>>>>>
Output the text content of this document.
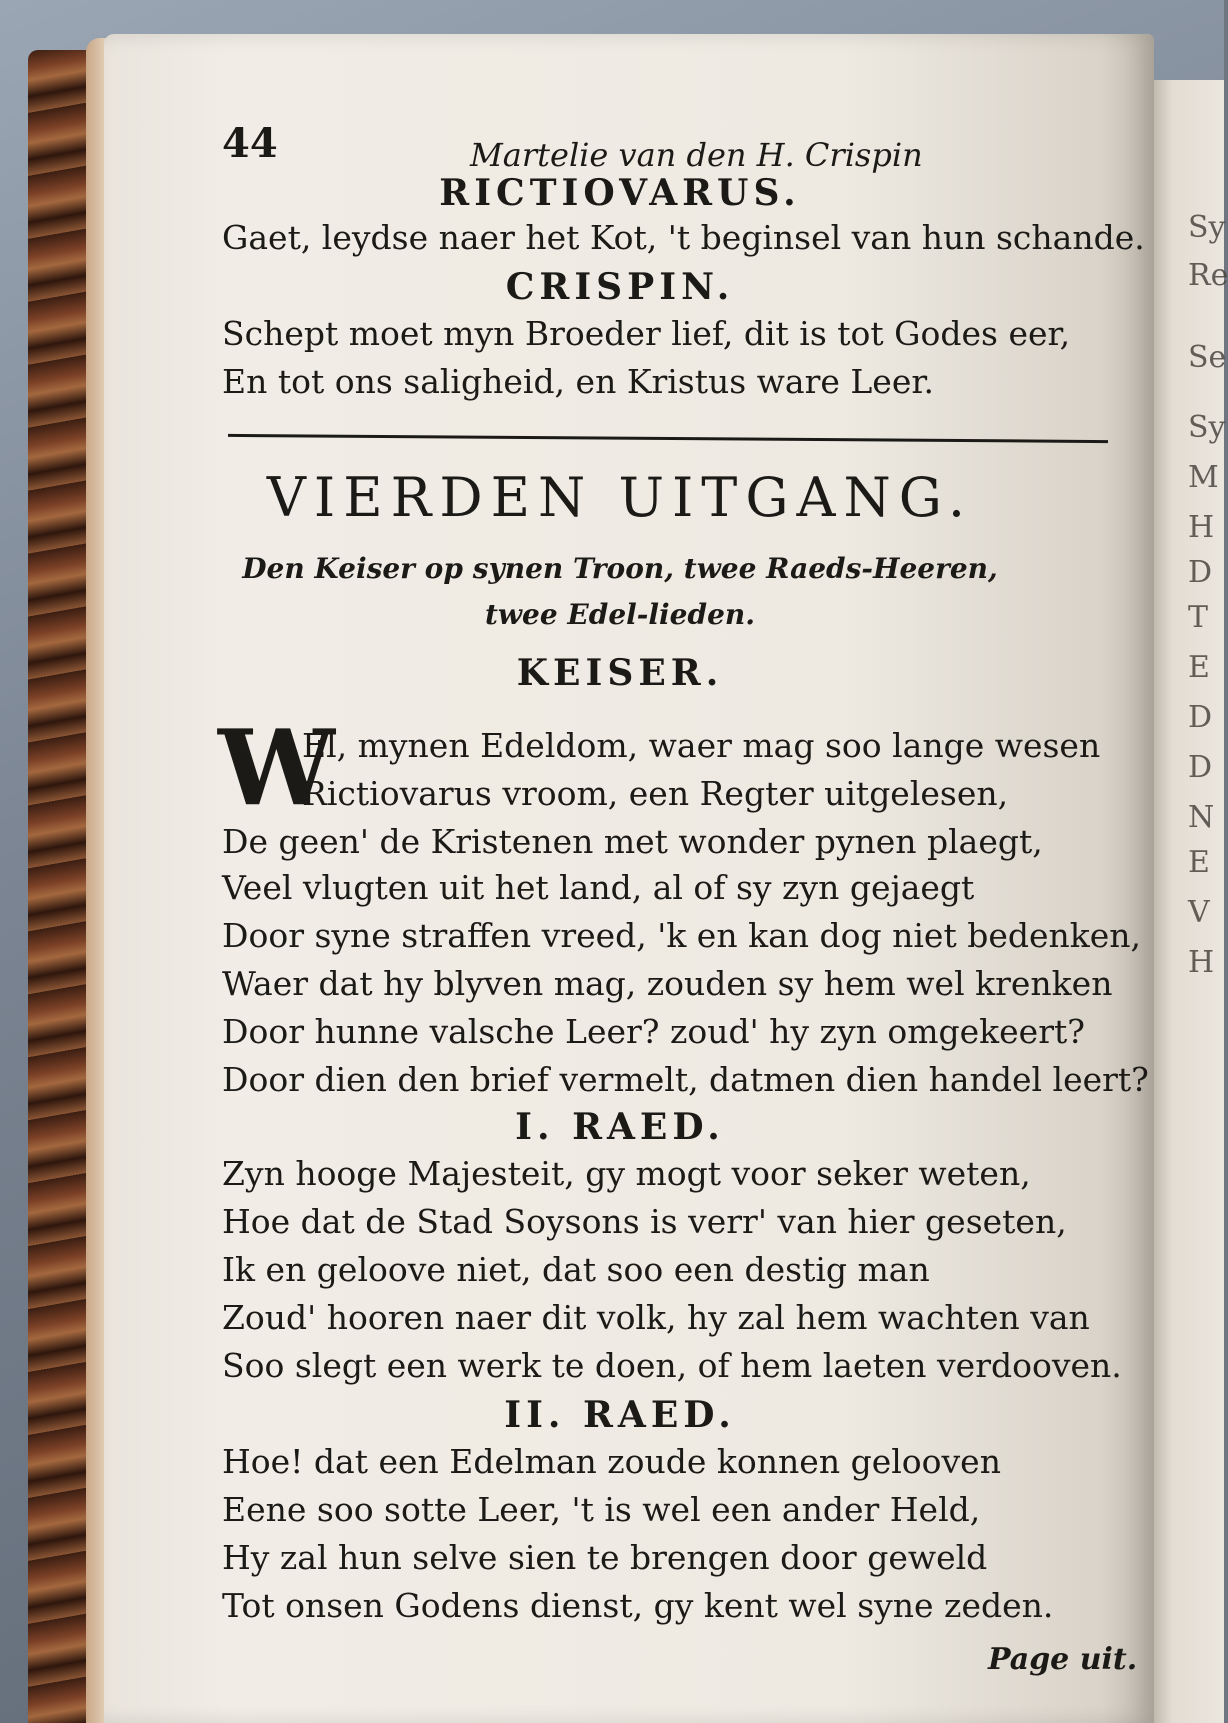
Sy
Re
Se
Sy
M
H
D
T
E
D
D
N
E
V
H
44	Martelie van den H. Crispin
RICTIOVARUS.
Gaet, leydse naer het Kot, 't beginsel van hun schande.
CRISPIN.
Schept moet myn Broeder lief, dit is tot Godes eer,
En tot ons saligheid, en Kristus ware Leer.
VIERDEN UITGANG.
Den Keiser op synen Troon, twee Raeds-Heeren,
twee Edel-lieden.
KEISER.
W
El, mynen Edeldom, waer mag soo lange wesen
Rictiovarus vroom, een Regter uitgelesen,
De geen' de Kristenen met wonder pynen plaegt,
Veel vlugten uit het land, al of sy zyn gejaegt
Door syne straffen vreed, 'k en kan dog niet bedenken,
Waer dat hy blyven mag, zouden sy hem wel krenken
Door hunne valsche Leer? zoud' hy zyn omgekeert?
Door dien den brief vermelt, datmen dien handel leert?
I. RAED.
Zyn hooge Majesteit, gy mogt voor seker weten,
Hoe dat de Stad Soysons is verr' van hier geseten,
Ik en geloove niet, dat soo een destig man
Zoud' hooren naer dit volk, hy zal hem wachten van
Soo slegt een werk te doen, of hem laeten verdooven.
II. RAED.
Hoe! dat een Edelman zoude konnen gelooven
Eene soo sotte Leer, 't is wel een ander Held,
Hy zal hun selve sien te brengen door geweld
Tot onsen Godens dienst, gy kent wel syne zeden.
Page uit.
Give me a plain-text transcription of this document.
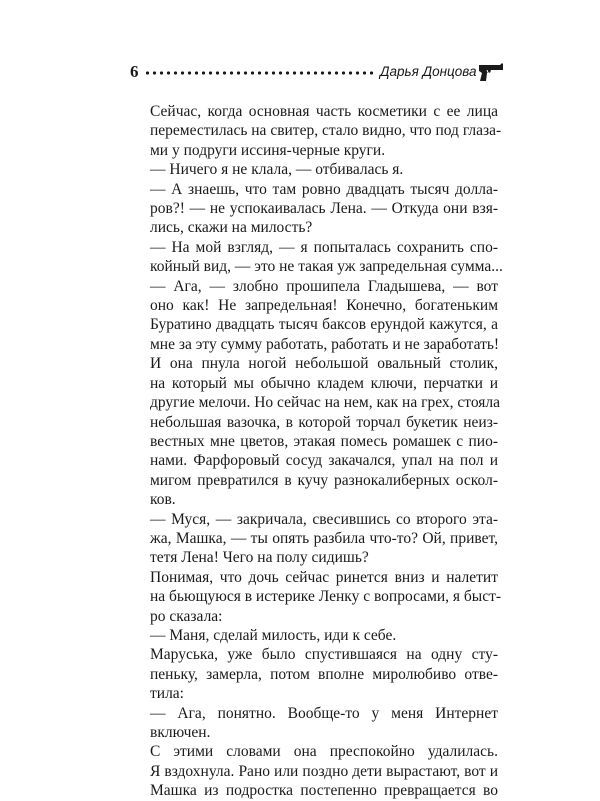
6	Дарья Донцова

Сейчас, когда основная часть косметики с ее лица
переместилась на свитер, стало видно, что под глаза-
ми у подруги иссиня-черные круги.

— Ничего я не клала, — отбивалась я.

— А знаешь, что там ровно двадцать тысяч долла-
ров?! — не успокаивалась Лена. — Откуда они взя-
лись, скажи на милость?

— На мой взгляд, — я попыталась сохранить спо-
койный вид, — это не такая уж запредельная сумма...

— Ага, — злобно прошипела Гладышева, — вот
оно как! Не запредельная! Конечно, богатеньким
Буратино двадцать тысяч баксов ерундой кажутся, а
мне за эту сумму работать, работать и не заработать!

И она пнула ногой небольшой овальный столик,
на который мы обычно кладем ключи, перчатки и
другие мелочи. Но сейчас на нем, как на грех, стояла
небольшая вазочка, в которой торчал букетик неиз-
вестных мне цветов, этакая помесь ромашек с пио-
нами. Фарфоровый сосуд закачался, упал на пол и
мигом превратился в кучу разнокалиберных оскол-
ков.

— Муся, — закричала, свесившись со второго эта-
жа, Машка, — ты опять разбила что-то? Ой, привет,
тетя Лена! Чего на полу сидишь?

Понимая, что дочь сейчас ринется вниз и налетит
на бьющуюся в истерике Ленку с вопросами, я быст-
ро сказала:

— Маня, сделай милость, иди к себе.

Маруська, уже было спустившаяся на одну сту-
пеньку, замерла, потом вполне миролюбиво отве-
тила:

— Ага, понятно. Вообще-то у меня Интернет
включен.

С этими словами она преспокойно удалилась.
Я вздохнула. Рано или поздно дети вырастают, вот и
Машка из подростка постепенно превращается во
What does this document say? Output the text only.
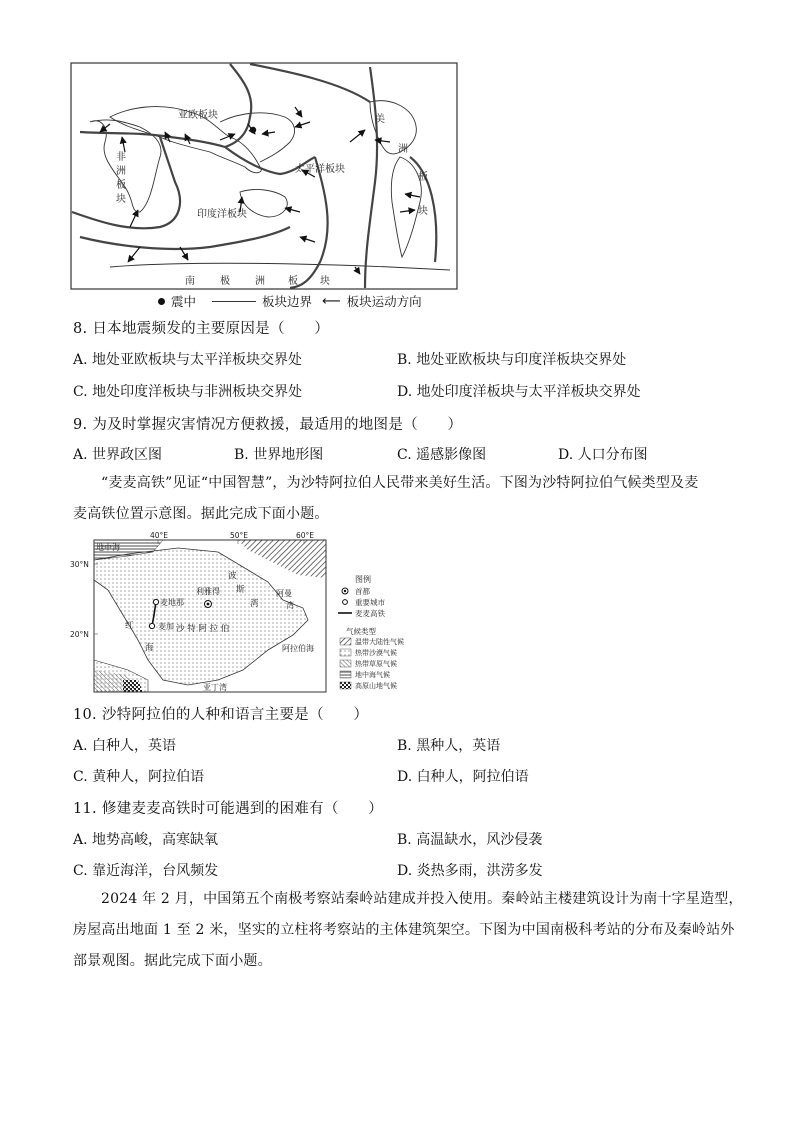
亚欧板块
非
洲
板
块
太平洋板块
印度洋板块
美
洲
板
块
南	极	洲 板 块
震中	板块边界 ⟵ 板块运动方向
8. 日本地震频发的主要原因是（　　）
A. 地处亚欧板块与太平洋板块交界处	B. 地处亚欧板块与印度洋板块交界处
C. 地处印度洋板块与非洲板块交界处	D. 地处印度洋板块与太平洋板块交界处
9. 为及时掌握灾害情况方便救援，最适用的地图是（　　）
A. 世界政区图	B. 世界地形图	C. 遥感影像图	D. 人口分布图
“麦麦高铁”见证“中国智慧”，为沙特阿拉伯人民带来美好生活。下图为沙特阿拉伯气候类型及麦
麦高铁位置示意图。据此完成下面小题。
40°E	50°E	60°E
30°N
20°N
地中海
红
海
波
斯
湾
阿曼
湾
麦地那
利雅得
麦加 沙 特 阿 拉 伯
阿拉伯海
亚丁湾
图例
首都
重要城市
麦麦高铁
气候类型
温带大陆性气候
热带沙漠气候
热带草原气候
地中海气候
高原山地气候
10. 沙特阿拉伯的人种和语言主要是（　　）
A. 白种人，英语	B. 黑种人，英语
C. 黄种人，阿拉伯语	D. 白种人，阿拉伯语
11. 修建麦麦高铁时可能遇到的困难有（　　）
A. 地势高峻，高寒缺氧	B. 高温缺水，风沙侵袭
C. 靠近海洋，台风频发	D. 炎热多雨，洪涝多发
2024 年 2 月，中国第五个南极考察站秦岭站建成并投入使用。秦岭站主楼建筑设计为南十字星造型，
房屋高出地面 1 至 2 米，坚实的立柱将考察站的主体建筑架空。下图为中国南极科考站的分布及秦岭站外
部景观图。据此完成下面小题。
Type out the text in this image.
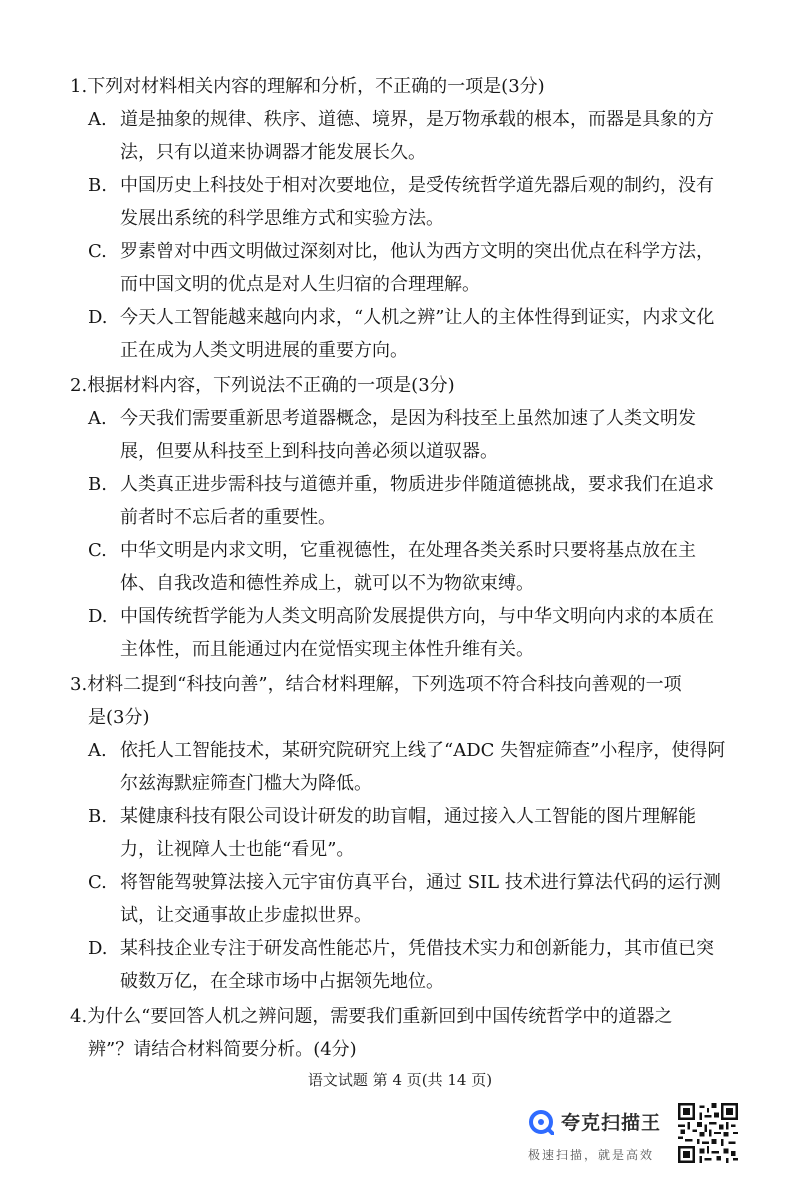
1.下列对材料相关内容的理解和分析，不正确的一项是(3分)
A. 道是抽象的规律、秩序、道德、境界，是万物承载的根本，而器是具象的方法，只有以道来协调器才能发展长久。
B. 中国历史上科技处于相对次要地位，是受传统哲学道先器后观的制约，没有发展出系统的科学思维方式和实验方法。
C. 罗素曾对中西文明做过深刻对比，他认为西方文明的突出优点在科学方法，而中国文明的优点是对人生归宿的合理理解。
D. 今天人工智能越来越向内求，“人机之辨”让人的主体性得到证实，内求文化正在成为人类文明进展的重要方向。
2.根据材料内容，下列说法不正确的一项是(3分)
A. 今天我们需要重新思考道器概念，是因为科技至上虽然加速了人类文明发展，但要从科技至上到科技向善必须以道驭器。
B. 人类真正进步需科技与道德并重，物质进步伴随道德挑战，要求我们在追求前者时不忘后者的重要性。
C. 中华文明是内求文明，它重视德性，在处理各类关系时只要将基点放在主体、自我改造和德性养成上，就可以不为物欲束缚。
D. 中国传统哲学能为人类文明高阶发展提供方向，与中华文明向内求的本质在主体性，而且能通过内在觉悟实现主体性升维有关。
3.材料二提到“科技向善”，结合材料理解，下列选项不符合科技向善观的一项
是(3分)
A. 依托人工智能技术，某研究院研究上线了“ADC 失智症筛查”小程序，使得阿尔兹海默症筛查门槛大为降低。
B. 某健康科技有限公司设计研发的助盲帽，通过接入人工智能的图片理解能力，让视障人士也能“看见”。
C. 将智能驾驶算法接入元宇宙仿真平台，通过 SIL 技术进行算法代码的运行测试，让交通事故止步虚拟世界。
D. 某科技企业专注于研发高性能芯片，凭借技术实力和创新能力，其市值已突破数万亿，在全球市场中占据领先地位。
4.为什么“要回答人机之辨问题，需要我们重新回到中国传统哲学中的道器之
辨”？请结合材料简要分析。(4分)
语文试题 第 4 页(共 14 页)
夸克扫描王
极速扫描，就是高效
<<<<<
Transcribe the listing above verbatim. Omit the pictures.

**CORRECT ANSWER:**
Output the text content of this document.
Sy
Re
Se
Sy
M
H
D
T
E
D
D
N
E
V
H
44	Martelie van den H. Crispin
RICTIOVARUS.
Gaet, leydse naer het Kot, 't beginsel van hun schande.
CRISPIN.
Schept moet myn Broeder lief, dit is tot Godes eer,
En tot ons saligheid, en Kristus ware Leer.
VIERDEN UITGANG.
Den Keiser op synen Troon, twee Raeds-Heeren,
twee Edel-lieden.
KEISER.
W
El, mynen Edeldom, waer mag soo lange wesen
Rictiovarus vroom, een Regter uitgelesen,
De geen' de Kristenen met wonder pynen plaegt,
Veel vlugten uit het land, al of sy zyn gejaegt
Door syne straffen vreed, 'k en kan dog niet bedenken,
Waer dat hy blyven mag, zouden sy hem wel krenken
Door hunne valsche Leer? zoud' hy zyn omgekeert?
Door dien den brief vermelt, datmen dien handel leert?
I. RAED.
Zyn hooge Majesteit, gy mogt voor seker weten,
Hoe dat de Stad Soysons is verr' van hier geseten,
Ik en geloove niet, dat soo een destig man
Zoud' hooren naer dit volk, hy zal hem wachten van
Soo slegt een werk te doen, of hem laeten verdooven.
II. RAED.
Hoe! dat een Edelman zoude konnen gelooven
Eene soo sotte Leer, 't is wel een ander Held,
Hy zal hun selve sien te brengen door geweld
Tot onsen Godens dienst, gy kent wel syne zeden.
Page uit.
Give me a plain-text transcription of this document.
6	Дарья Донцова

Сейчас, когда основная часть косметики с ее лица
переместилась на свитер, стало видно, что под глаза-
ми у подруги иссиня-черные круги.

— Ничего я не клала, — отбивалась я.

— А знаешь, что там ровно двадцать тысяч долла-
ров?! — не успокаивалась Лена. — Откуда они взя-
лись, скажи на милость?

— На мой взгляд, — я попыталась сохранить спо-
койный вид, — это не такая уж запредельная сумма...

— Ага, — злобно прошипела Гладышева, — вот
оно как! Не запредельная! Конечно, богатеньким
Буратино двадцать тысяч баксов ерундой кажутся, а
мне за эту сумму работать, работать и не заработать!

И она пнула ногой небольшой овальный столик,
на который мы обычно кладем ключи, перчатки и
другие мелочи. Но сейчас на нем, как на грех, стояла
небольшая вазочка, в которой торчал букетик неиз-
вестных мне цветов, этакая помесь ромашек с пио-
нами. Фарфоровый сосуд закачался, упал на пол и
мигом превратился в кучу разнокалиберных оскол-
ков.

— Муся, — закричала, свесившись со второго эта-
жа, Машка, — ты опять разбила что-то? Ой, привет,
тетя Лена! Чего на полу сидишь?

Понимая, что дочь сейчас ринется вниз и налетит
на бьющуюся в истерике Ленку с вопросами, я быст-
ро сказала:

— Маня, сделай милость, иди к себе.

Маруська, уже было спустившаяся на одну сту-
пеньку, замерла, потом вполне миролюбиво отве-
тила:

— Ага, понятно. Вообще-то у меня Интернет
включен.

С этими словами она преспокойно удалилась.
Я вздохнула. Рано или поздно дети вырастают, вот и
Машка из подростка постепенно превращается во
What does this document say? Output the text only.
亚欧板块
非
洲
板
块
太平洋板块
印度洋板块
美
洲
板
块
南	极	洲 板 块
震中	板块边界 ⟵ 板块运动方向
8. 日本地震频发的主要原因是（　　）
A. 地处亚欧板块与太平洋板块交界处	B. 地处亚欧板块与印度洋板块交界处
C. 地处印度洋板块与非洲板块交界处	D. 地处印度洋板块与太平洋板块交界处
9. 为及时掌握灾害情况方便救援，最适用的地图是（　　）
A. 世界政区图	B. 世界地形图	C. 遥感影像图	D. 人口分布图
“麦麦高铁”见证“中国智慧”，为沙特阿拉伯人民带来美好生活。下图为沙特阿拉伯气候类型及麦
麦高铁位置示意图。据此完成下面小题。
40°E	50°E	60°E
30°N
20°N
地中海
红
海
波
斯
湾
阿曼
湾
麦地那
利雅得
麦加 沙 特 阿 拉 伯
阿拉伯海
亚丁湾
图例
首都
重要城市
麦麦高铁
气候类型
温带大陆性气候
热带沙漠气候
热带草原气候
地中海气候
高原山地气候
10. 沙特阿拉伯的人种和语言主要是（　　）
A. 白种人，英语	B. 黑种人，英语
C. 黄种人，阿拉伯语	D. 白种人，阿拉伯语
11. 修建麦麦高铁时可能遇到的困难有（　　）
A. 地势高峻，高寒缺氧	B. 高温缺水，风沙侵袭
C. 靠近海洋，台风频发	D. 炎热多雨，洪涝多发
2024 年 2 月，中国第五个南极考察站秦岭站建成并投入使用。秦岭站主楼建筑设计为南十字星造型，
房屋高出地面 1 至 2 米，坚实的立柱将考察站的主体建筑架空。下图为中国南极科考站的分布及秦岭站外
部景观图。据此完成下面小题。
Type out the text in this image.
1.下列对材料相关内容的理解和分析，不正确的一项是(3分)
A. 道是抽象的规律、秩序、道德、境界，是万物承载的根本，而器是具象的方法，只有以道来协调器才能发展长久。
B. 中国历史上科技处于相对次要地位，是受传统哲学道先器后观的制约，没有发展出系统的科学思维方式和实验方法。
C. 罗素曾对中西文明做过深刻对比，他认为西方文明的突出优点在科学方法，而中国文明的优点是对人生归宿的合理理解。
D. 今天人工智能越来越向内求，“人机之辨”让人的主体性得到证实，内求文化正在成为人类文明进展的重要方向。
2.根据材料内容，下列说法不正确的一项是(3分)
A. 今天我们需要重新思考道器概念，是因为科技至上虽然加速了人类文明发展，但要从科技至上到科技向善必须以道驭器。
B. 人类真正进步需科技与道德并重，物质进步伴随道德挑战，要求我们在追求前者时不忘后者的重要性。
C. 中华文明是内求文明，它重视德性，在处理各类关系时只要将基点放在主体、自我改造和德性养成上，就可以不为物欲束缚。
D. 中国传统哲学能为人类文明高阶发展提供方向，与中华文明向内求的本质在主体性，而且能通过内在觉悟实现主体性升维有关。
3.材料二提到“科技向善”，结合材料理解，下列选项不符合科技向善观的一项
是(3分)
A. 依托人工智能技术，某研究院研究上线了“ADC 失智症筛查”小程序，使得阿尔兹海默症筛查门槛大为降低。
B. 某健康科技有限公司设计研发的助盲帽，通过接入人工智能的图片理解能力，让视障人士也能“看见”。
C. 将智能驾驶算法接入元宇宙仿真平台，通过 SIL 技术进行算法代码的运行测试，让交通事故止步虚拟世界。
D. 某科技企业专注于研发高性能芯片，凭借技术实力和创新能力，其市值已突破数万亿，在全球市场中占据领先地位。
4.为什么“要回答人机之辨问题，需要我们重新回到中国传统哲学中的道器之
辨”？请结合材料简要分析。(4分)
语文试题 第 4 页(共 14 页)
夸克扫描王
极速扫描，就是高效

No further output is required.